Article:
++++

I started my career in aerospace many years ago, working for the marketing department of a very large and well-known manufacturer. Sales and marketing management always used to say that their most effective sales technique was to promise customers the “impossible.” We would write proposals offering cost, weight and performance that pushed well beyond the limits of current technology. More often than not, our customers went for this and awarded us the business. Fast forward six months or a year into the program. My previous employer was not delivering as (optimistically) promised, but by then the customer was so far into the program it was usually too late to re-source. Our management then used to joke that the customer was “pregnant” with us. What followed were the inevitable schedule slips and cost overruns.

I place blame for the sorry state of many new and important aerospace programs on over-aggressive sales and marketing. At the same time, you can’t really blame the sales folks. After all, they are graded on winning new business and are going to do what they have to in pursuit of that goal.

++++

Listed entries:
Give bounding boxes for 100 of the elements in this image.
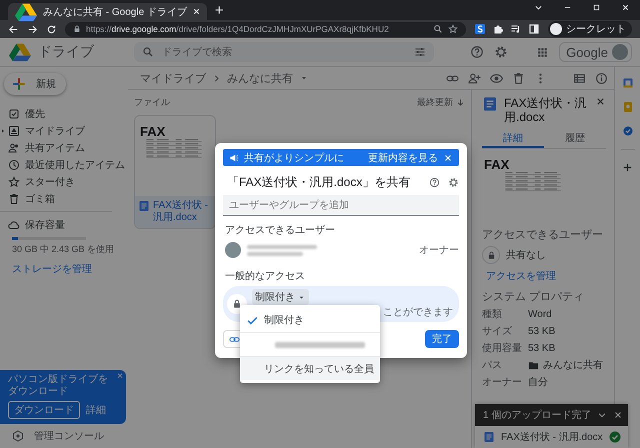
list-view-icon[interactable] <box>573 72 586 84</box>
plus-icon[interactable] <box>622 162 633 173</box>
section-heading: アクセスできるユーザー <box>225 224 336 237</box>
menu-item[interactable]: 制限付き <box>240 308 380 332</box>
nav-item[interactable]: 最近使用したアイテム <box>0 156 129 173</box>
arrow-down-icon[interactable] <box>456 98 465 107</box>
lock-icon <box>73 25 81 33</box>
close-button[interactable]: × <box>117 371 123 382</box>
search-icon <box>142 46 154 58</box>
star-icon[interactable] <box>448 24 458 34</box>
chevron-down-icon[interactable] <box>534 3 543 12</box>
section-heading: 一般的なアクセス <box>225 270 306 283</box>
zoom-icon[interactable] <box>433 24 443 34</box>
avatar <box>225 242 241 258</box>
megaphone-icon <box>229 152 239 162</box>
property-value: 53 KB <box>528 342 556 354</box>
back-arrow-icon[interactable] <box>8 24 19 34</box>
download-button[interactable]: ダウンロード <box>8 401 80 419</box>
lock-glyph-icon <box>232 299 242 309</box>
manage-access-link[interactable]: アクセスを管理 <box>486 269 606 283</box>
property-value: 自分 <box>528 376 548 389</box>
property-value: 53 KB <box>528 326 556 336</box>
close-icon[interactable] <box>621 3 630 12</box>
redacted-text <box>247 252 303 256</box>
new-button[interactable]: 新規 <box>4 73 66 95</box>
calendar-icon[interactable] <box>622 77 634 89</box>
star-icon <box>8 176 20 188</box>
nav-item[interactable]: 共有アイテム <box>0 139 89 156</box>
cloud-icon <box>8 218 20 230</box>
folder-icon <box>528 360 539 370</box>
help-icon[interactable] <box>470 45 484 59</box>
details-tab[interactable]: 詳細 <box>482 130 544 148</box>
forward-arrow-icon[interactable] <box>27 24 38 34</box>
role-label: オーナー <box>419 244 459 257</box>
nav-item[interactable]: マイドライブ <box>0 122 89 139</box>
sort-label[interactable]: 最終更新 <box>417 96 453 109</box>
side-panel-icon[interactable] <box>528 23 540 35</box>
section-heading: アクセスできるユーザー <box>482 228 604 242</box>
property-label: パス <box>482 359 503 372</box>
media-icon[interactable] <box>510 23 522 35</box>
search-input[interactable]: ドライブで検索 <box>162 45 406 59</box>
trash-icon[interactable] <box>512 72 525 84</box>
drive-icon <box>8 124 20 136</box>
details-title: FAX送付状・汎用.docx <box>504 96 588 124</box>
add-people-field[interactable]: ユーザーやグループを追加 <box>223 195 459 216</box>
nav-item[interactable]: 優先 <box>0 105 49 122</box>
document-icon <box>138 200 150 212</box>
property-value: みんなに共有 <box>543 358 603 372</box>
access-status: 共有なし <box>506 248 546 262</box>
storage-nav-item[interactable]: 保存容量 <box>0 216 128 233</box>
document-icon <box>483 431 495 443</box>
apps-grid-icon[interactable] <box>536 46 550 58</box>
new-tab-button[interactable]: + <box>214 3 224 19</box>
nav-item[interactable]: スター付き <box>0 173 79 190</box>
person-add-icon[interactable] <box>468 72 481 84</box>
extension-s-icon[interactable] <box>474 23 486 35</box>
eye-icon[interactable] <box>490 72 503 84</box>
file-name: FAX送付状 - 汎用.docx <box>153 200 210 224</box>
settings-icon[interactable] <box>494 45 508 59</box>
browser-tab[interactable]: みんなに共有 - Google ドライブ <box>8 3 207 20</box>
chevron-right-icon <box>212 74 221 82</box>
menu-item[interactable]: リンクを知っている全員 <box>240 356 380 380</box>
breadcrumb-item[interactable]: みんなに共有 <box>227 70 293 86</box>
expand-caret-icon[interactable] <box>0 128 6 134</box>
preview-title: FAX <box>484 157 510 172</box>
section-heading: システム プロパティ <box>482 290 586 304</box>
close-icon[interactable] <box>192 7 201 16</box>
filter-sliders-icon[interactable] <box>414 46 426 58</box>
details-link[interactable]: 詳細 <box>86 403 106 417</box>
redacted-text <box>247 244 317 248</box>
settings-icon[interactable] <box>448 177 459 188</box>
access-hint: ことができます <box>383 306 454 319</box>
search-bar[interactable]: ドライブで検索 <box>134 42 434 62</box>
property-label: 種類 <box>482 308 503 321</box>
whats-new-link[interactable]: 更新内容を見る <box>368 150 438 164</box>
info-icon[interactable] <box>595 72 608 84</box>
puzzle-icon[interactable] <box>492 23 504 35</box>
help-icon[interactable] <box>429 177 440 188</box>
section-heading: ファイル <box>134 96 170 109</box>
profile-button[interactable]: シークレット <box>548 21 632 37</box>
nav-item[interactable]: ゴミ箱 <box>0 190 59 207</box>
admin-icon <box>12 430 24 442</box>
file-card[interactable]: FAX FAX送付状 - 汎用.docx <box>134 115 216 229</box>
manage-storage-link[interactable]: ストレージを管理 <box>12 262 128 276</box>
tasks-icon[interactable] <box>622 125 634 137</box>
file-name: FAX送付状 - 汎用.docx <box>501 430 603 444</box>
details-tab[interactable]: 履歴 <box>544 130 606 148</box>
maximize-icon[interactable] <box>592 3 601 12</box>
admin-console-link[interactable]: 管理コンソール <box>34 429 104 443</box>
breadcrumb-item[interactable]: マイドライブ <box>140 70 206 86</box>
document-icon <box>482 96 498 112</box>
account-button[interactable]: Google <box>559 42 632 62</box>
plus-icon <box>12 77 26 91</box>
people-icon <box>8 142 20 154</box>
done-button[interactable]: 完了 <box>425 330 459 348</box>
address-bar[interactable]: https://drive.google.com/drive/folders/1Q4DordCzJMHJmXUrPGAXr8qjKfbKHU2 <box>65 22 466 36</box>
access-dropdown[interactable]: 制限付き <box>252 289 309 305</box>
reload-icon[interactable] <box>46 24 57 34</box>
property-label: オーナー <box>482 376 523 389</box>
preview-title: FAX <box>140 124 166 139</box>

++++

Task instructions:
a: In the passage on aerospace sales practices, where did the writer's career begin?
b: Continue the passage on aerospace sales practices after its final sentence.

Answers to the exercises:
a: In the marketing department of a very large and well-known aerospace manufacturer.

b:
Let’s examine a common scenario in aerospace composites manufacturing: A customer design-engineers a large part and specifies machine part tolerances. A reasonable dimensional tolerance for large composite parts is ±1.0 millimeter, or about ±0.040 inch. Your customer is asking for dimensional tolerances of ±0.25 millimeter, or around ±0.010 inch. This requirement is driven by a global supply chain, with the intent of bringing in complex parts and subassemblies built all over the world and bolting them together on the final assembly line.

Composite parts are made of resins and fibers. Fiber diameters have a dimensional tolerance range and resin content has a tolerance range. It is possible, if not likely, for these tolerances to “stack up,” making large parts difficult or impossible to build to print. Everyday supply chain issues can only add to these difficulties. Tightening composite part tolerances from 1.0 millimeter to 0.25 millimeter might double, triple or even quadruple cost. As discussed previously, holding these tolerances on really large parts might not be practical or even possible. Your choices as a bidder are:

  1. Advise the customer that their tolerance requirements are going to be very difficult to maintain and ask for larger tolerances. You might even quote variable pricing based on a relaxation in tolerance requirements in order to provide incentive for the change.
  2. Bid the job as is without reference to tolerance challenges and worry about manufacturing and quality problems later.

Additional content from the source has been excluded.